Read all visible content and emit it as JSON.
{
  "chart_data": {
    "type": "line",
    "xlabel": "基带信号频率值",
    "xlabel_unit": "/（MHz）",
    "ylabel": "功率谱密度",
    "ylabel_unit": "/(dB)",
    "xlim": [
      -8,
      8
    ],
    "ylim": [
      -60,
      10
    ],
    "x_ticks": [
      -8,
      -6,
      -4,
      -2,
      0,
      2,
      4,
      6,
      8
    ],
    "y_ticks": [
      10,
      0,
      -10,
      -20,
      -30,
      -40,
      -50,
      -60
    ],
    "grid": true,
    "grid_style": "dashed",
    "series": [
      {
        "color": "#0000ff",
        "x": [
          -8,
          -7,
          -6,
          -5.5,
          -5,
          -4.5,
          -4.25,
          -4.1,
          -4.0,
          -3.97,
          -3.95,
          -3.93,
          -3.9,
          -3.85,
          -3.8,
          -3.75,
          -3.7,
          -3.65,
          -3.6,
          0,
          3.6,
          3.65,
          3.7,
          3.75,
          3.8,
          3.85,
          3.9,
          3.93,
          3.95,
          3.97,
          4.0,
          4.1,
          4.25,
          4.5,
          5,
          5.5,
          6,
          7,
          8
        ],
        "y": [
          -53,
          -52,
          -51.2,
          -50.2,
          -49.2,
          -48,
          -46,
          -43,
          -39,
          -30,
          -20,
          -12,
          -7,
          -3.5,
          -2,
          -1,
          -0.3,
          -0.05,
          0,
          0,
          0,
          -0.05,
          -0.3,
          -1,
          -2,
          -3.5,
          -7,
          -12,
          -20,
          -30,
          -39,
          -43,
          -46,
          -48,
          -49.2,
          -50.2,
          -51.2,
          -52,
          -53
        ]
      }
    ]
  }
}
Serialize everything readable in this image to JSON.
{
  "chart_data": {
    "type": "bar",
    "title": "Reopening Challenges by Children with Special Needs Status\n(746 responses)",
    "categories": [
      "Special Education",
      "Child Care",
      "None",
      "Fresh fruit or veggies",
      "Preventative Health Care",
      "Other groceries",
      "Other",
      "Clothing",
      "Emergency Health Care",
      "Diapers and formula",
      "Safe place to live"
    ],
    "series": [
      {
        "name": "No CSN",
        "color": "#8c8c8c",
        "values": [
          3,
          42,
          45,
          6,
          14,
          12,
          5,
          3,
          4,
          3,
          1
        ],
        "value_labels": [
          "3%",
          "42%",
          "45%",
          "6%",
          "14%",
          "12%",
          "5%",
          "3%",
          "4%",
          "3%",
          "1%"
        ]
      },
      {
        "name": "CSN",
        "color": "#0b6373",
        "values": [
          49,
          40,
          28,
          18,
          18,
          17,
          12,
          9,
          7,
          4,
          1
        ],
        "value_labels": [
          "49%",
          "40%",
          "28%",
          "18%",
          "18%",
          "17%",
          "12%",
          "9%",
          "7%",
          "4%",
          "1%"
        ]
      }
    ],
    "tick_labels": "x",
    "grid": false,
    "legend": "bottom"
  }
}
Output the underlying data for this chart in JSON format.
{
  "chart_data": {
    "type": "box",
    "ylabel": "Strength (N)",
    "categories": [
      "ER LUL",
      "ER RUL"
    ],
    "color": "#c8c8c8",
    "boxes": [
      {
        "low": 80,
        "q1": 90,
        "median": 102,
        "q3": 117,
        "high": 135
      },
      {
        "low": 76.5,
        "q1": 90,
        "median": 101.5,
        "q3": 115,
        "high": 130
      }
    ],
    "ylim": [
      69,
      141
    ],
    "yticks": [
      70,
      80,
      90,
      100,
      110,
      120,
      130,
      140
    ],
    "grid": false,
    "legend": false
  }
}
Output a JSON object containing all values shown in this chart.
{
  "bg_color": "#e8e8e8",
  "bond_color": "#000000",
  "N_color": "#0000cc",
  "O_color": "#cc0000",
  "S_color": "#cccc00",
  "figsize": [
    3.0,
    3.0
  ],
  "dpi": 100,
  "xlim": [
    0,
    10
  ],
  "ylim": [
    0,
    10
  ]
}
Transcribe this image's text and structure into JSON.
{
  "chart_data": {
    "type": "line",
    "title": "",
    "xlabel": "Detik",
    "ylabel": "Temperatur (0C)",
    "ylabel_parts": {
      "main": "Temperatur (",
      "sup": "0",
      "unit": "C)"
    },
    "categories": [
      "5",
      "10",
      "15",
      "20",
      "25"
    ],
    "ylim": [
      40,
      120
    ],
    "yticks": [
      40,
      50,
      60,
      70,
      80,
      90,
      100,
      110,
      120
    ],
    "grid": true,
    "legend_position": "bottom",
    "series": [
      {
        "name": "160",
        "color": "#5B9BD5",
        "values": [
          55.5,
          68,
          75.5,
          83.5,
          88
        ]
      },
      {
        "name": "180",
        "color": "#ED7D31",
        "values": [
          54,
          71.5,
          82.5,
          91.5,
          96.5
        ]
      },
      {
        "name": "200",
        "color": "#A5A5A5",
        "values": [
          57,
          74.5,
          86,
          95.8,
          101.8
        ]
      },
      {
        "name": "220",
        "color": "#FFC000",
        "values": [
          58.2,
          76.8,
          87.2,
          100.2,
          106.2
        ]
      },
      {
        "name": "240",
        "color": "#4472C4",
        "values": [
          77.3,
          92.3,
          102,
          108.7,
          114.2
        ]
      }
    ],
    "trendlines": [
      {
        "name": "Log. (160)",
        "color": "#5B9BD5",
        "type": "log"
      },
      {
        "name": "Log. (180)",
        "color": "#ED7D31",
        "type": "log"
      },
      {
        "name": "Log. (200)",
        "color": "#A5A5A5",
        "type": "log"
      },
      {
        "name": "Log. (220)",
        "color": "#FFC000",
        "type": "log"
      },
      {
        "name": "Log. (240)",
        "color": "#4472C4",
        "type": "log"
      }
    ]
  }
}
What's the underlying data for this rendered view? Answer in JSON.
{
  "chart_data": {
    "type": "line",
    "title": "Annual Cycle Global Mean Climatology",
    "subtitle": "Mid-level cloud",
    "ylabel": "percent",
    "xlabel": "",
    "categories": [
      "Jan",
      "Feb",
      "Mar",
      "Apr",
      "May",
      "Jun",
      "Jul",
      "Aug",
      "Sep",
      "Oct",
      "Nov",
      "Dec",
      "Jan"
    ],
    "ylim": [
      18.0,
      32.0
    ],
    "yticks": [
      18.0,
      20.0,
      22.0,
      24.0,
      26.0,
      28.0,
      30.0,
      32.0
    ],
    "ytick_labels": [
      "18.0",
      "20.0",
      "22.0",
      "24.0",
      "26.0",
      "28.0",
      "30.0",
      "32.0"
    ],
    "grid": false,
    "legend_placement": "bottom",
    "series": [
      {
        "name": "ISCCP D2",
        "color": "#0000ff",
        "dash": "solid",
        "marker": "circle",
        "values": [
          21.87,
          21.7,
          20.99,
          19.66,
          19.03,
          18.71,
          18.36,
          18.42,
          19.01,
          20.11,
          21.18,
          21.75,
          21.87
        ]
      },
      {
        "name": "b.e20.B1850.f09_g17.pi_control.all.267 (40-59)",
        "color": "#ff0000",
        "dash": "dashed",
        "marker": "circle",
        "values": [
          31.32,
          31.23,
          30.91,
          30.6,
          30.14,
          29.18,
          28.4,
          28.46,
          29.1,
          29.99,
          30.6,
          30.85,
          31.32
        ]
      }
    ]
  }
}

____

» **WHAT YOU WILL DO**
Write out the full listing, keeping every line exactly as it is.

» **SOLUTION FOR THIS PROBLEM**
Read all visible content and emit it as JSON.
{
  "chart_data": {
    "type": "line",
    "xlabel": "基带信号频率值",
    "xlabel_unit": "/（MHz）",
    "ylabel": "功率谱密度",
    "ylabel_unit": "/(dB)",
    "xlim": [
      -8,
      8
    ],
    "ylim": [
      -60,
      10
    ],
    "x_ticks": [
      -8,
      -6,
      -4,
      -2,
      0,
      2,
      4,
      6,
      8
    ],
    "y_ticks": [
      10,
      0,
      -10,
      -20,
      -30,
      -40,
      -50,
      -60
    ],
    "grid": true,
    "grid_style": "dashed",
    "series": [
      {
        "color": "#0000ff",
        "x": [
          -8,
          -7,
          -6,
          -5.5,
          -5,
          -4.5,
          -4.25,
          -4.1,
          -4.0,
          -3.97,
          -3.95,
          -3.93,
          -3.9,
          -3.85,
          -3.8,
          -3.75,
          -3.7,
          -3.65,
          -3.6,
          0,
          3.6,
          3.65,
          3.7,
          3.75,
          3.8,
          3.85,
          3.9,
          3.93,
          3.95,
          3.97,
          4.0,
          4.1,
          4.25,
          4.5,
          5,
          5.5,
          6,
          7,
          8
        ],
        "y": [
          -53,
          -52,
          -51.2,
          -50.2,
          -49.2,
          -48,
          -46,
          -43,
          -39,
          -30,
          -20,
          -12,
          -7,
          -3.5,
          -2,
          -1,
          -0.3,
          -0.05,
          0,
          0,
          0,
          -0.05,
          -0.3,
          -1,
          -2,
          -3.5,
          -7,
          -12,
          -20,
          -30,
          -39,
          -43,
          -46,
          -48,
          -49.2,
          -50.2,
          -51.2,
          -52,
          -53
        ]
      }
    ]
  }
}
Serialize everything readable in this image to JSON.
{
  "chart_data": {
    "type": "bar",
    "title": "Reopening Challenges by Children with Special Needs Status\n(746 responses)",
    "categories": [
      "Special Education",
      "Child Care",
      "None",
      "Fresh fruit or veggies",
      "Preventative Health Care",
      "Other groceries",
      "Other",
      "Clothing",
      "Emergency Health Care",
      "Diapers and formula",
      "Safe place to live"
    ],
    "series": [
      {
        "name": "No CSN",
        "color": "#8c8c8c",
        "values": [
          3,
          42,
          45,
          6,
          14,
          12,
          5,
          3,
          4,
          3,
          1
        ],
        "value_labels": [
          "3%",
          "42%",
          "45%",
          "6%",
          "14%",
          "12%",
          "5%",
          "3%",
          "4%",
          "3%",
          "1%"
        ]
      },
      {
        "name": "CSN",
        "color": "#0b6373",
        "values": [
          49,
          40,
          28,
          18,
          18,
          17,
          12,
          9,
          7,
          4,
          1
        ],
        "value_labels": [
          "49%",
          "40%",
          "28%",
          "18%",
          "18%",
          "17%",
          "12%",
          "9%",
          "7%",
          "4%",
          "1%"
        ]
      }
    ],
    "tick_labels": "x",
    "grid": false,
    "legend": "bottom"
  }
}
Output the underlying data for this chart in JSON format.
{
  "chart_data": {
    "type": "box",
    "ylabel": "Strength (N)",
    "categories": [
      "ER LUL",
      "ER RUL"
    ],
    "color": "#c8c8c8",
    "boxes": [
      {
        "low": 80,
        "q1": 90,
        "median": 102,
        "q3": 117,
        "high": 135
      },
      {
        "low": 76.5,
        "q1": 90,
        "median": 101.5,
        "q3": 115,
        "high": 130
      }
    ],
    "ylim": [
      69,
      141
    ],
    "yticks": [
      70,
      80,
      90,
      100,
      110,
      120,
      130,
      140
    ],
    "grid": false,
    "legend": false
  }
}
Output a JSON object containing all values shown in this chart.
{
  "bg_color": "#e8e8e8",
  "bond_color": "#000000",
  "N_color": "#0000cc",
  "O_color": "#cc0000",
  "S_color": "#cccc00",
  "figsize": [
    3.0,
    3.0
  ],
  "dpi": 100,
  "xlim": [
    0,
    10
  ],
  "ylim": [
    0,
    10
  ]
}
Transcribe this image's text and structure into JSON.
{
  "chart_data": {
    "type": "line",
    "title": "",
    "xlabel": "Detik",
    "ylabel": "Temperatur (0C)",
    "ylabel_parts": {
      "main": "Temperatur (",
      "sup": "0",
      "unit": "C)"
    },
    "categories": [
      "5",
      "10",
      "15",
      "20",
      "25"
    ],
    "ylim": [
      40,
      120
    ],
    "yticks": [
      40,
      50,
      60,
      70,
      80,
      90,
      100,
      110,
      120
    ],
    "grid": true,
    "legend_position": "bottom",
    "series": [
      {
        "name": "160",
        "color": "#5B9BD5",
        "values": [
          55.5,
          68,
          75.5,
          83.5,
          88
        ]
      },
      {
        "name": "180",
        "color": "#ED7D31",
        "values": [
          54,
          71.5,
          82.5,
          91.5,
          96.5
        ]
      },
      {
        "name": "200",
        "color": "#A5A5A5",
        "values": [
          57,
          74.5,
          86,
          95.8,
          101.8
        ]
      },
      {
        "name": "220",
        "color": "#FFC000",
        "values": [
          58.2,
          76.8,
          87.2,
          100.2,
          106.2
        ]
      },
      {
        "name": "240",
        "color": "#4472C4",
        "values": [
          77.3,
          92.3,
          102,
          108.7,
          114.2
        ]
      }
    ],
    "trendlines": [
      {
        "name": "Log. (160)",
        "color": "#5B9BD5",
        "type": "log"
      },
      {
        "name": "Log. (180)",
        "color": "#ED7D31",
        "type": "log"
      },
      {
        "name": "Log. (200)",
        "color": "#A5A5A5",
        "type": "log"
      },
      {
        "name": "Log. (220)",
        "color": "#FFC000",
        "type": "log"
      },
      {
        "name": "Log. (240)",
        "color": "#4472C4",
        "type": "log"
      }
    ]
  }
}
What's the underlying data for this rendered view? Answer in JSON.
{
  "chart_data": {
    "type": "line",
    "title": "Annual Cycle Global Mean Climatology",
    "subtitle": "Mid-level cloud",
    "ylabel": "percent",
    "xlabel": "",
    "categories": [
      "Jan",
      "Feb",
      "Mar",
      "Apr",
      "May",
      "Jun",
      "Jul",
      "Aug",
      "Sep",
      "Oct",
      "Nov",
      "Dec",
      "Jan"
    ],
    "ylim": [
      18.0,
      32.0
    ],
    "yticks": [
      18.0,
      20.0,
      22.0,
      24.0,
      26.0,
      28.0,
      30.0,
      32.0
    ],
    "ytick_labels": [
      "18.0",
      "20.0",
      "22.0",
      "24.0",
      "26.0",
      "28.0",
      "30.0",
      "32.0"
    ],
    "grid": false,
    "legend_placement": "bottom",
    "series": [
      {
        "name": "ISCCP D2",
        "color": "#0000ff",
        "dash": "solid",
        "marker": "circle",
        "values": [
          21.87,
          21.7,
          20.99,
          19.66,
          19.03,
          18.71,
          18.36,
          18.42,
          19.01,
          20.11,
          21.18,
          21.75,
          21.87
        ]
      },
      {
        "name": "b.e20.B1850.f09_g17.pi_control.all.267 (40-59)",
        "color": "#ff0000",
        "dash": "dashed",
        "marker": "circle",
        "values": [
          31.32,
          31.23,
          30.91,
          30.6,
          30.14,
          29.18,
          28.4,
          28.46,
          29.1,
          29.99,
          30.6,
          30.85,
          31.32
        ]
      }
    ]
  }
}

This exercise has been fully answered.